Output all of the entries exactly as written.

◆ ◆ ◆ ◆

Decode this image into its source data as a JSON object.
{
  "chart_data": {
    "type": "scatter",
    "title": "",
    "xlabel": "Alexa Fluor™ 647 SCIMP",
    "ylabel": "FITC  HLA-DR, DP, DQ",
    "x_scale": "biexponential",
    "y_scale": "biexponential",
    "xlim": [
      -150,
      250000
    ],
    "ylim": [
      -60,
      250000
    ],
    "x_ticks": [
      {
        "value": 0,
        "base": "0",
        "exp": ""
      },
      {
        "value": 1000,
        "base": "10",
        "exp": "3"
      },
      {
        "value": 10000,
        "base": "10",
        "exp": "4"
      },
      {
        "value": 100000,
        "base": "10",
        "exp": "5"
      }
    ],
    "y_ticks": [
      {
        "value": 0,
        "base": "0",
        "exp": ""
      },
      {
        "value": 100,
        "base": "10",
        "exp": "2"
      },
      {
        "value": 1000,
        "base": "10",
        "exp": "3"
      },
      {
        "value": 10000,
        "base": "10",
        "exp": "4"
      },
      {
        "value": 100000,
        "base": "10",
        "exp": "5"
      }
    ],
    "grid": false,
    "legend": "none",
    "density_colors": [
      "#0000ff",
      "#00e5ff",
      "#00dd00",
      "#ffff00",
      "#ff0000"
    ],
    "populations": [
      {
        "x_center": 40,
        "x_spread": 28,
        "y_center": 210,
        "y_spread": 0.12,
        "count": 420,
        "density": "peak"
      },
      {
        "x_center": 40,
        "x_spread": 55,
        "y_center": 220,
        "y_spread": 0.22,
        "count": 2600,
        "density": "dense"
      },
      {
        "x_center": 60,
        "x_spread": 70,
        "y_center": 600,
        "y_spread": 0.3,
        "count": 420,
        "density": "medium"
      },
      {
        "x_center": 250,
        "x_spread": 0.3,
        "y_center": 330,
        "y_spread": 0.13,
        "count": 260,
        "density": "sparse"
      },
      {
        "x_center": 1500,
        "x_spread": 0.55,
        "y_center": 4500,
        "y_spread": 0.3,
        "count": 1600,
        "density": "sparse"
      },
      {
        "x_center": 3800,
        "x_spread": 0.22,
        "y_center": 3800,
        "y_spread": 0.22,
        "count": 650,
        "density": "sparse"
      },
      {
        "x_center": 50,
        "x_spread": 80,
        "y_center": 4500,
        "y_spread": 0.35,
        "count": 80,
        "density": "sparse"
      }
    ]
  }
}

◆ ◆ ◆ ◆

▶ SOLUTION FOR THIS EXERCISE
Decode this image into its source data as a JSON object.
{
  "chart_data": {
    "type": "scatter",
    "title": "",
    "xlabel": "Alexa Fluor™ 647 SCIMP",
    "ylabel": "FITC  HLA-DR, DP, DQ",
    "x_scale": "biexponential",
    "y_scale": "biexponential",
    "xlim": [
      -150,
      250000
    ],
    "ylim": [
      -60,
      250000
    ],
    "x_ticks": [
      {
        "value": 0,
        "base": "0",
        "exp": ""
      },
      {
        "value": 1000,
        "base": "10",
        "exp": "3"
      },
      {
        "value": 10000,
        "base": "10",
        "exp": "4"
      },
      {
        "value": 100000,
        "base": "10",
        "exp": "5"
      }
    ],
    "y_ticks": [
      {
        "value": 0,
        "base": "0",
        "exp": ""
      },
      {
        "value": 100,
        "base": "10",
        "exp": "2"
      },
      {
        "value": 1000,
        "base": "10",
        "exp": "3"
      },
      {
        "value": 10000,
        "base": "10",
        "exp": "4"
      },
      {
        "value": 100000,
        "base": "10",
        "exp": "5"
      }
    ],
    "grid": false,
    "legend": "none",
    "density_colors": [
      "#0000ff",
      "#00e5ff",
      "#00dd00",
      "#ffff00",
      "#ff0000"
    ],
    "populations": [
      {
        "x_center": 40,
        "x_spread": 28,
        "y_center": 210,
        "y_spread": 0.12,
        "count": 420,
        "density": "peak"
      },
      {
        "x_center": 40,
        "x_spread": 55,
        "y_center": 220,
        "y_spread": 0.22,
        "count": 2600,
        "density": "dense"
      },
      {
        "x_center": 60,
        "x_spread": 70,
        "y_center": 600,
        "y_spread": 0.3,
        "count": 420,
        "density": "medium"
      },
      {
        "x_center": 250,
        "x_spread": 0.3,
        "y_center": 330,
        "y_spread": 0.13,
        "count": 260,
        "density": "sparse"
      },
      {
        "x_center": 1500,
        "x_spread": 0.55,
        "y_center": 4500,
        "y_spread": 0.3,
        "count": 1600,
        "density": "sparse"
      },
      {
        "x_center": 3800,
        "x_spread": 0.22,
        "y_center": 3800,
        "y_spread": 0.22,
        "count": 650,
        "density": "sparse"
      },
      {
        "x_center": 50,
        "x_spread": 80,
        "y_center": 4500,
        "y_spread": 0.35,
        "count": 80,
        "density": "sparse"
      }
    ]
  }
}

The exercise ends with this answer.